Repeat, exactly and in full, the lines of the listing below, but without any pictures.

Data items:
## BEGIN

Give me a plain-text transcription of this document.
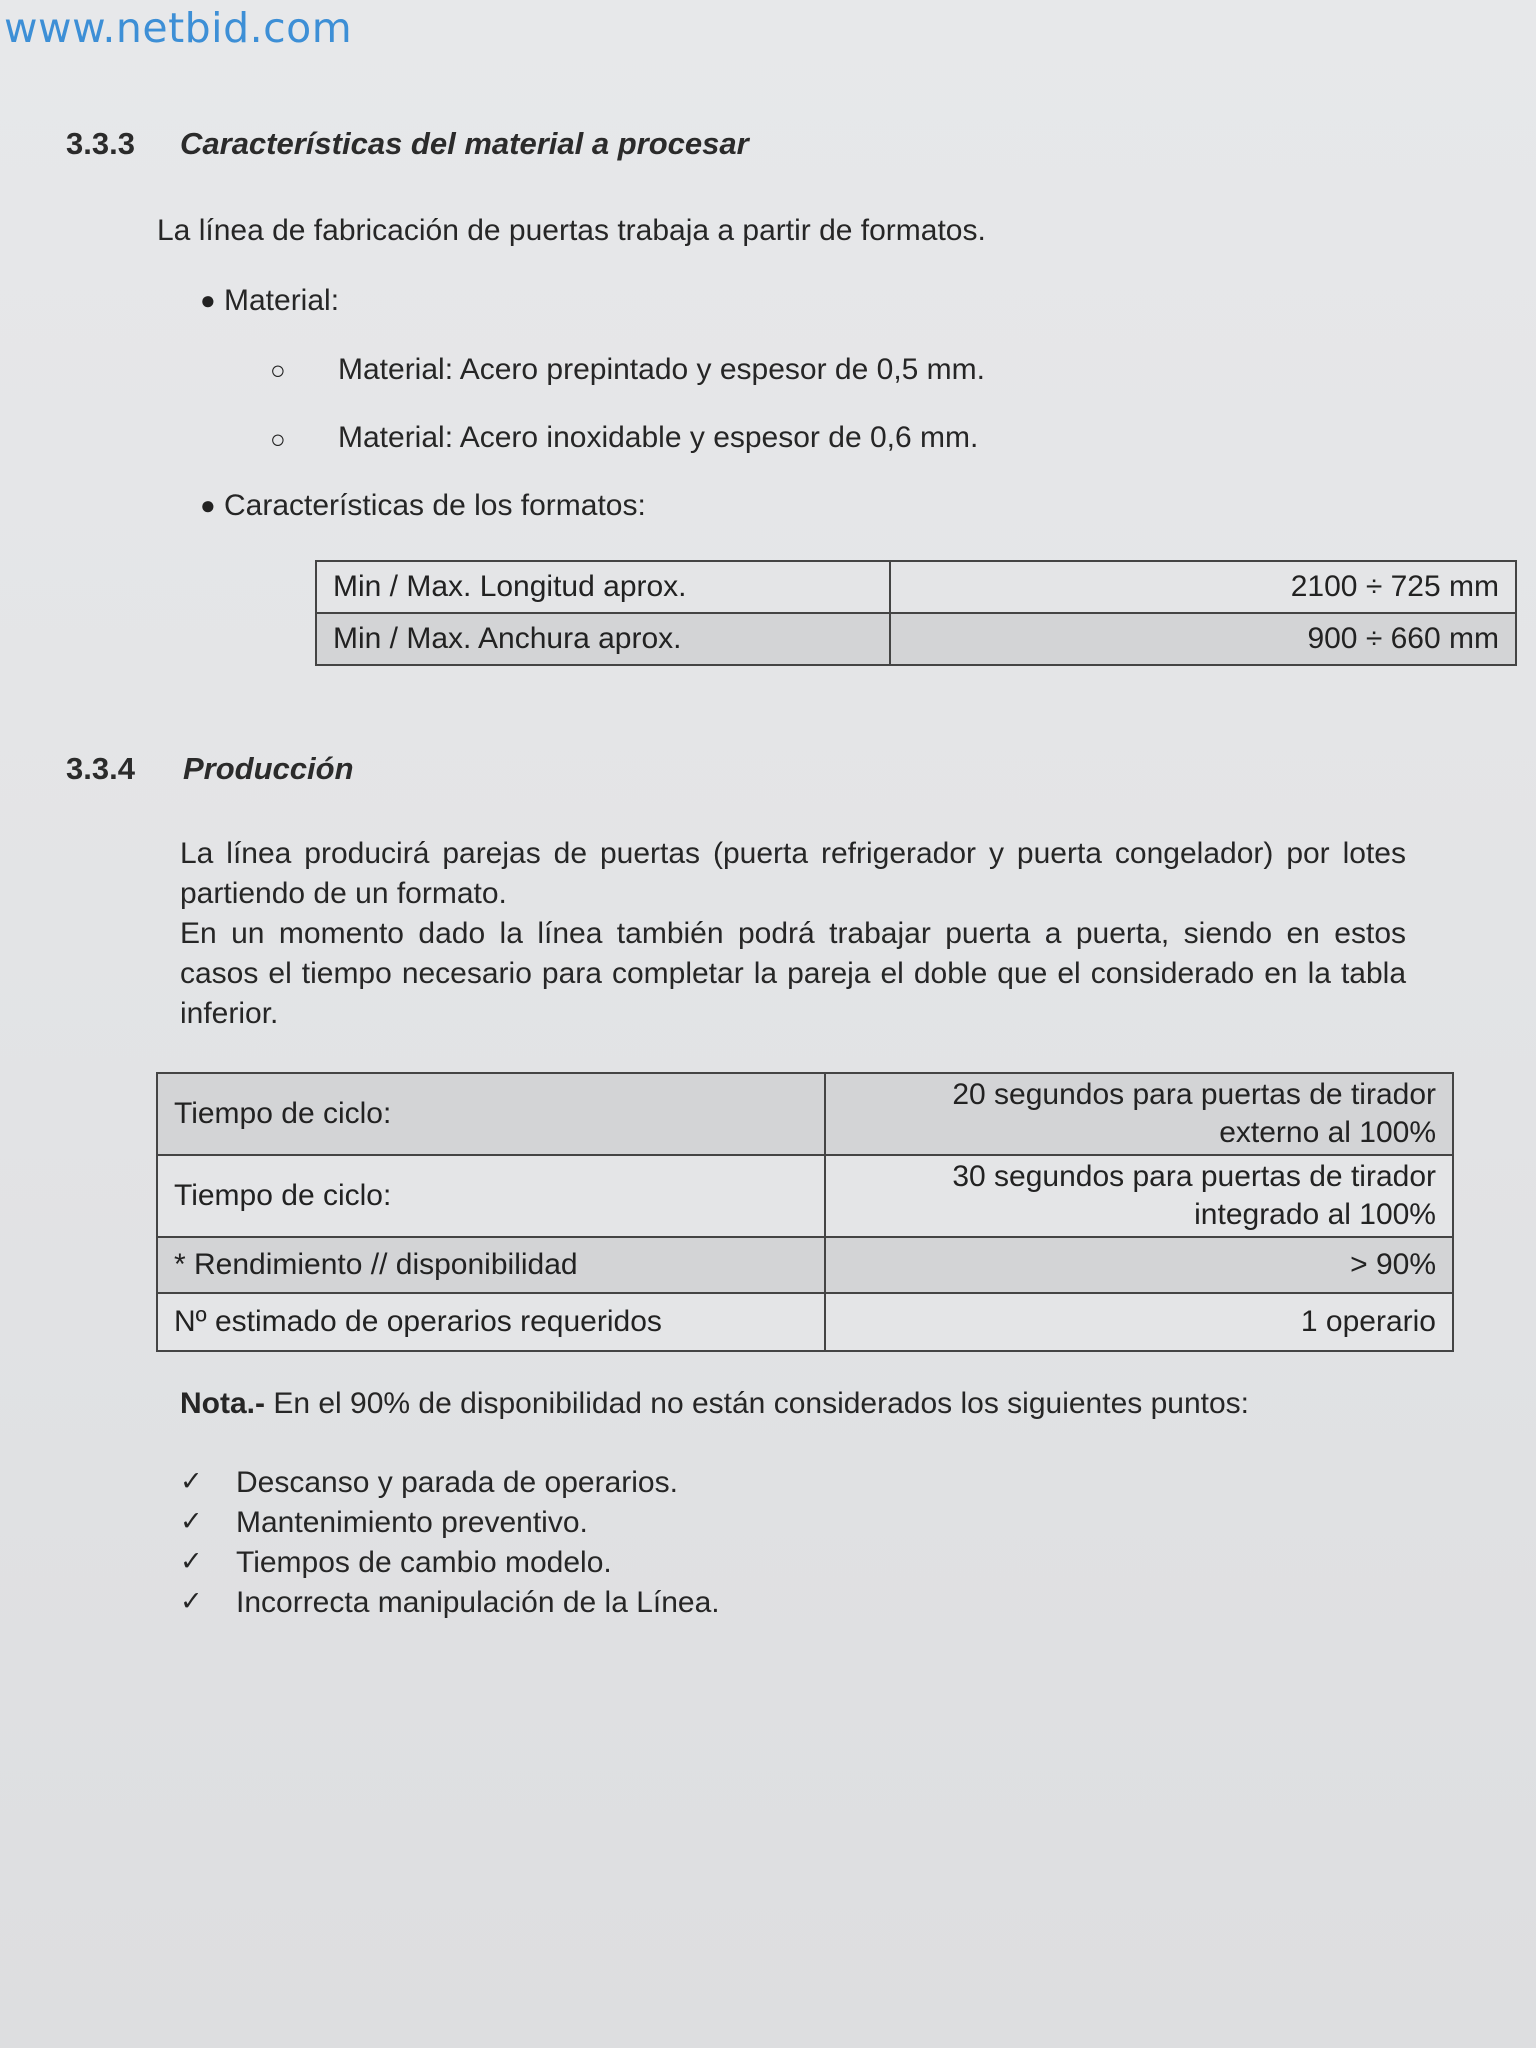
www.netbid.com
3.3.3 Características del material a procesar
La línea de fabricación de puertas trabaja a partir de formatos.
● Material:
○ Material: Acero prepintado y espesor de 0,5 mm.
○ Material: Acero inoxidable y espesor de 0,6 mm.
● Características de los formatos:
Min / Max. Longitud aprox.	2100 ÷ 725 mm
Min / Max. Anchura aprox.	900 ÷ 660 mm
3.3.4 Producción

La línea producirá parejas de puertas (puerta refrigerador y puerta congelador) por lotes partiendo de un formato.

En un momento dado la línea también podrá trabajar puerta a puerta, siendo en estos casos el tiempo necesario para completar la pareja el doble que el considerado en la tabla inferior.

Tiempo de ciclo:	20 segundos para puertas de tirador
externo al 100%

Tiempo de ciclo:	30 segundos para puertas de tirador
integrado al 100%

* Rendimiento // disponibilidad	> 90%
Nº estimado de operarios requeridos	1 operario

Nota.- En el 90% de disponibilidad no están considerados los siguientes puntos:

✓ Descanso y parada de operarios.
✓ Mantenimiento preventivo.
✓ Tiempos de cambio modelo.
✓ Incorrecta manipulación de la Línea.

## END

Task result |
Give me a plain-text transcription of this document.
www.netbid.com
3.3.3 Características del material a procesar
La línea de fabricación de puertas trabaja a partir de formatos.
● Material:
○ Material: Acero prepintado y espesor de 0,5 mm.
○ Material: Acero inoxidable y espesor de 0,6 mm.
● Características de los formatos:
Min / Max. Longitud aprox.	2100 ÷ 725 mm
Min / Max. Anchura aprox.	900 ÷ 660 mm
3.3.4 Producción

La línea producirá parejas de puertas (puerta refrigerador y puerta congelador) por lotes partiendo de un formato.

En un momento dado la línea también podrá trabajar puerta a puerta, siendo en estos casos el tiempo necesario para completar la pareja el doble que el considerado en la tabla inferior.

Tiempo de ciclo:	20 segundos para puertas de tirador
externo al 100%

Tiempo de ciclo:	30 segundos para puertas de tirador
integrado al 100%

* Rendimiento // disponibilidad	> 90%
Nº estimado de operarios requeridos	1 operario

Nota.- En el 90% de disponibilidad no están considerados los siguientes puntos:

✓ Descanso y parada de operarios.
✓ Mantenimiento preventivo.
✓ Tiempos de cambio modelo.
✓ Incorrecta manipulación de la Línea.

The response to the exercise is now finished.